What the exercise asks -
Only the number is wanted: how many lines of these entries contain the word "组合的结果可能产生与亲代基因型不同的个体"?

** Begin The records **

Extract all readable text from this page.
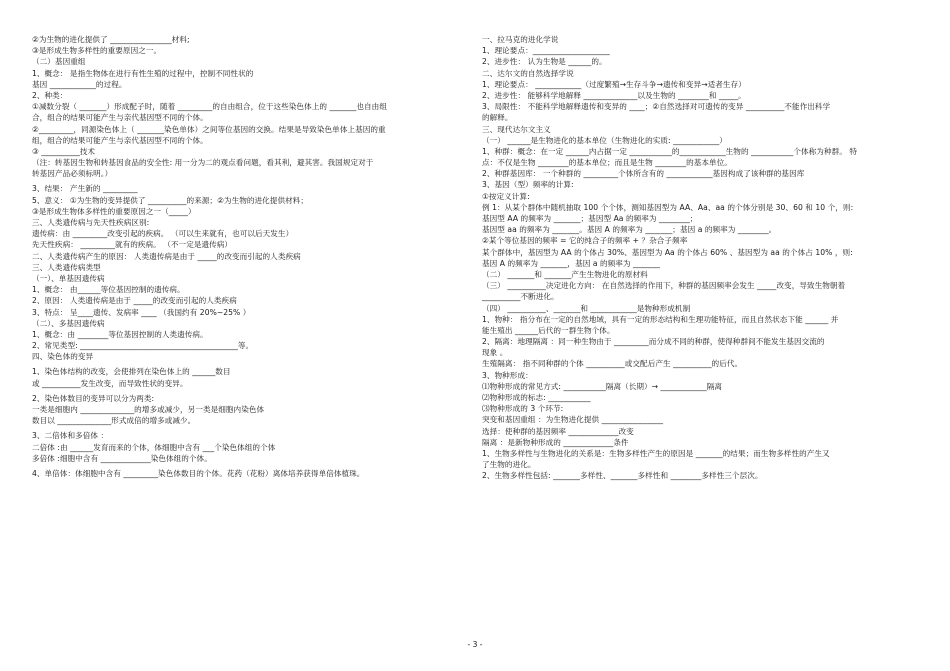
②为生物的进化提供了 ________________材料;
③是形成生物多样性的重要原因之一。
（二）基因重组
1、概念： 是指生物体在进行有性生殖的过程中，控制不同性状的
基因 ____________的过程。
2、种类：
①减数分裂（ _______）形成配子时，随着 _________的自由组合，位于这些染色体上的 _______也自由组
合，组合的结果可能产生与亲代基因型不同的个体。
②_________，同源染色体上（ _______染色单体）之间等位基因的交换。结果是导致染色单体上基因的重
组，组合的结果可能产生与亲代基因型不同的个体。
③ __________技术
（注：转基因生物和转基因食品的安全性: 用一分为二的观点看问题，看其利，避其害。我国规定对于
转基因产品必须标明。）
3、结果： 产生新的 _________
5、意义： ①为生物的变异提供了 __________的来源；②为生物的进化提供材料；
③是形成生物体多样性的重要原因之一（_____）
三、人类遗传病与先天性疾病区别:
遗传病：由 _________改变引起的疾病。 （可以生来就有，也可以后天发生）
先天性疾病： _________就有的疾病。 （不一定是遗传病）
二、人类遗传病产生的原因： 人类遗传病是由于 _____的改变而引起的人类疾病
三、人类遗传病类型
（一）、单基因遗传病
1、概念： 由______等位基因控制的遗传病。
2、原因： 人类遗传病是由于 _____的改变而引起的人类疾病
3、特点： 呈____遗传、发病率 ____ （我国约有 20%~25% ）
（二）、多基因遗传病
1、概念：由 ________等位基因控制的人类遗传病。
2、常见类型: _________________________________________等。
四、染色体的变异
1、染色体结构的改变，会使排列在染色体上的 ______数目
或 __________发生改变，而导致性状的变异。
2、染色体数目的变异可以分为两类:
一类是细胞内 ______________的增多或减少，另一类是细胞内染色体
数目以 ______________形式成倍的增多或减少。
3、二倍体和多倍体 ：
二倍体 :由 ______发育而来的个体，体细胞中含有 ___个染色体组的个体
多倍体 :细胞中含有 _____________染色体组的个体。
4、单倍体：体细胞中含有 _________染色体数目的个体。花药（花粉）离体培养获得单倍体植珠。
一、拉马克的进化学说
1、理论要点：____________________
2、进步性： 认为生物是 ______的。
二、达尔文的自然选择学说
1、理论要点： ____________（过度繁殖→生存斗争→遗传和变异→适者生存）
2、进步性： 能够科学地解释 ______________以及生物的 ________和 _____。
3、局限性： 不能科学地解释遗传和变异的 ____；②自然选择对可遗传的变异 __________不能作出科学
的解释。
三、现代达尔文主义
（一） ______是生物进化的基本单位（生物进化的实质: ____________）
1、种群：概念：在一定 ______内占据一定 ___________的____________生物的 ___________个体称为种群。 特
点：不仅是生物 ________的基本单位；而且是生物 ________的基本单位。
2、种群基因库： 一个种群的 _________个体所含有的 ____________基因构成了该种群的基因库
3、基因（型）频率的计算:
①按定义计算:
例 1：从某个群体中随机抽取 100 个个体，测知基因型为 AA、Aa、aa 的个体分别是 30、60 和 10 个，则:
基因型 AA 的频率为 _______；基因型 Aa 的频率为 ________；
基因型 aa 的频率为 _______。基因 A 的频率为 _______；基因 a 的频率为 ________。
②某个等位基因的频率 = 它的纯合子的频率 + ？杂合子频率
某个群体中，基因型为 AA 的个体占 30%、基因型为 Aa 的个体占 60% 、基因型为 aa 的个体占 10% ，则:
基因 A 的频率为 _______，基因 a 的频率为 _______
（二） _______和 _______产生生物进化的原材料
（三） __________决定进化方向： 在自然选择的作用下，种群的基因频率会发生 _____改变，导致生物朝着
__________不断进化。
（四） __________、_______和 ____________是物种形成机制
1、物种： 指分布在一定的自然地域，具有一定的形态结构和生理功能特征，而且自然状态下能 ______ 并
能生殖出 ______后代的一群生物个体。
2、隔离：地理隔离 ：同一种生物由于 _________而分成不同的种群，使得种群间不能发生基因交流的
现象 。
生殖隔离： 指不同种群的个体 __________或交配后产生 __________的后代。
3、物种形成：
⑴物种形成的常见方式: ___________隔离（长期）→ ____________隔离
⑵物种形成的标志: ___________
⑶物种形成的 3 个环节:
突变和基因重组 ：为生物进化提供 ________________
选择：使种群的基因频率 _____________改变
隔离 ：是新物种形成的 _____________条件
1、生物多样性与生物进化的关系是：生物多样性产生的原因是 _______的结果；而生物多样性的产生又
了生物的进化。
2、生物多样性包括: _______多样性、_______多样性和 ________多样性三个层次。
- 3 -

** End The records **

Response for this exercise -
2